## Collection entries
○ ○ ○ ○ ○ ○ ○
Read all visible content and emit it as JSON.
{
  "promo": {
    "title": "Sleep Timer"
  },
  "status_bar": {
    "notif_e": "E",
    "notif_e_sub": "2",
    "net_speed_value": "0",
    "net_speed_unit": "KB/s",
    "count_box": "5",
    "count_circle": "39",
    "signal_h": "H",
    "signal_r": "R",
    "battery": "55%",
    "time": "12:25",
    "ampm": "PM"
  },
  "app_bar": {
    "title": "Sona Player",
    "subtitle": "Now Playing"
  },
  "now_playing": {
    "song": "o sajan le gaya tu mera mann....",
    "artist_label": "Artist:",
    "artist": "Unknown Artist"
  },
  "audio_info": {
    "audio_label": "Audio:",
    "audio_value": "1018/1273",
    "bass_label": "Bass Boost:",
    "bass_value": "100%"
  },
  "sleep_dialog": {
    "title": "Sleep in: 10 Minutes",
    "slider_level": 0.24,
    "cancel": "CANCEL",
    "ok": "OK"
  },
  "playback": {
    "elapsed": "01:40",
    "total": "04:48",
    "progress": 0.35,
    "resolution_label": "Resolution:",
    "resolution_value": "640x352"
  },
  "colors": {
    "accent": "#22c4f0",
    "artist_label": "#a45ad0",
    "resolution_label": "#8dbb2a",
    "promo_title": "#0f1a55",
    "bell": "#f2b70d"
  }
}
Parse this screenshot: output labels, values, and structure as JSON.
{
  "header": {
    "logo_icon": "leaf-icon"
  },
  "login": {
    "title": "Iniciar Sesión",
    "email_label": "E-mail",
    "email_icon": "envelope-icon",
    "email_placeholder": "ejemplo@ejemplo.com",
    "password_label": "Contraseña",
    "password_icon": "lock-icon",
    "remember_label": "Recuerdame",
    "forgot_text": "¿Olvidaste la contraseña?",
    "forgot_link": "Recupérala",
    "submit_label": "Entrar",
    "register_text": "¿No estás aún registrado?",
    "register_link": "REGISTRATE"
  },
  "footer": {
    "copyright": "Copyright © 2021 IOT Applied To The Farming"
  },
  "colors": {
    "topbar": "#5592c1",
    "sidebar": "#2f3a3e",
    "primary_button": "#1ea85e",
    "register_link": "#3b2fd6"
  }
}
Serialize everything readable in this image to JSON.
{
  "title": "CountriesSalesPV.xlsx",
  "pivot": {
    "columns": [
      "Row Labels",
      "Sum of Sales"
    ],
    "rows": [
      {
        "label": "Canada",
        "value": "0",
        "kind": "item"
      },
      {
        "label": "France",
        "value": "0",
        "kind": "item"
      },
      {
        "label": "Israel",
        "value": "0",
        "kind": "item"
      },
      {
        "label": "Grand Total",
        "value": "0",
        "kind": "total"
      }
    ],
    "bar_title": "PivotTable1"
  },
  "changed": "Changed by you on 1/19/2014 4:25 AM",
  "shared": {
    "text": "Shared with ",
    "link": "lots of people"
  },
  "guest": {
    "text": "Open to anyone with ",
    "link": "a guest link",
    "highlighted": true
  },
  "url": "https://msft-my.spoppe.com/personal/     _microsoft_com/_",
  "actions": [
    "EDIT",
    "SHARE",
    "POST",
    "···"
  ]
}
○ ○ ○ ○ ○ ○ ○
Retype all of the entries precisely as they are.

## Correct response
Read all visible content and emit it as JSON.
{
  "promo": {
    "title": "Sleep Timer"
  },
  "status_bar": {
    "notif_e": "E",
    "notif_e_sub": "2",
    "net_speed_value": "0",
    "net_speed_unit": "KB/s",
    "count_box": "5",
    "count_circle": "39",
    "signal_h": "H",
    "signal_r": "R",
    "battery": "55%",
    "time": "12:25",
    "ampm": "PM"
  },
  "app_bar": {
    "title": "Sona Player",
    "subtitle": "Now Playing"
  },
  "now_playing": {
    "song": "o sajan le gaya tu mera mann....",
    "artist_label": "Artist:",
    "artist": "Unknown Artist"
  },
  "audio_info": {
    "audio_label": "Audio:",
    "audio_value": "1018/1273",
    "bass_label": "Bass Boost:",
    "bass_value": "100%"
  },
  "sleep_dialog": {
    "title": "Sleep in: 10 Minutes",
    "slider_level": 0.24,
    "cancel": "CANCEL",
    "ok": "OK"
  },
  "playback": {
    "elapsed": "01:40",
    "total": "04:48",
    "progress": 0.35,
    "resolution_label": "Resolution:",
    "resolution_value": "640x352"
  },
  "colors": {
    "accent": "#22c4f0",
    "artist_label": "#a45ad0",
    "resolution_label": "#8dbb2a",
    "promo_title": "#0f1a55",
    "bell": "#f2b70d"
  }
}
Parse this screenshot: output labels, values, and structure as JSON.
{
  "header": {
    "logo_icon": "leaf-icon"
  },
  "login": {
    "title": "Iniciar Sesión",
    "email_label": "E-mail",
    "email_icon": "envelope-icon",
    "email_placeholder": "ejemplo@ejemplo.com",
    "password_label": "Contraseña",
    "password_icon": "lock-icon",
    "remember_label": "Recuerdame",
    "forgot_text": "¿Olvidaste la contraseña?",
    "forgot_link": "Recupérala",
    "submit_label": "Entrar",
    "register_text": "¿No estás aún registrado?",
    "register_link": "REGISTRATE"
  },
  "footer": {
    "copyright": "Copyright © 2021 IOT Applied To The Farming"
  },
  "colors": {
    "topbar": "#5592c1",
    "sidebar": "#2f3a3e",
    "primary_button": "#1ea85e",
    "register_link": "#3b2fd6"
  }
}
Serialize everything readable in this image to JSON.
{
  "title": "CountriesSalesPV.xlsx",
  "pivot": {
    "columns": [
      "Row Labels",
      "Sum of Sales"
    ],
    "rows": [
      {
        "label": "Canada",
        "value": "0",
        "kind": "item"
      },
      {
        "label": "France",
        "value": "0",
        "kind": "item"
      },
      {
        "label": "Israel",
        "value": "0",
        "kind": "item"
      },
      {
        "label": "Grand Total",
        "value": "0",
        "kind": "total"
      }
    ],
    "bar_title": "PivotTable1"
  },
  "changed": "Changed by you on 1/19/2014 4:25 AM",
  "shared": {
    "text": "Shared with ",
    "link": "lots of people"
  },
  "guest": {
    "text": "Open to anyone with ",
    "link": "a guest link",
    "highlighted": true
  },
  "url": "https://msft-my.spoppe.com/personal/     _microsoft_com/_",
  "actions": [
    "EDIT",
    "SHARE",
    "POST",
    "···"
  ]
}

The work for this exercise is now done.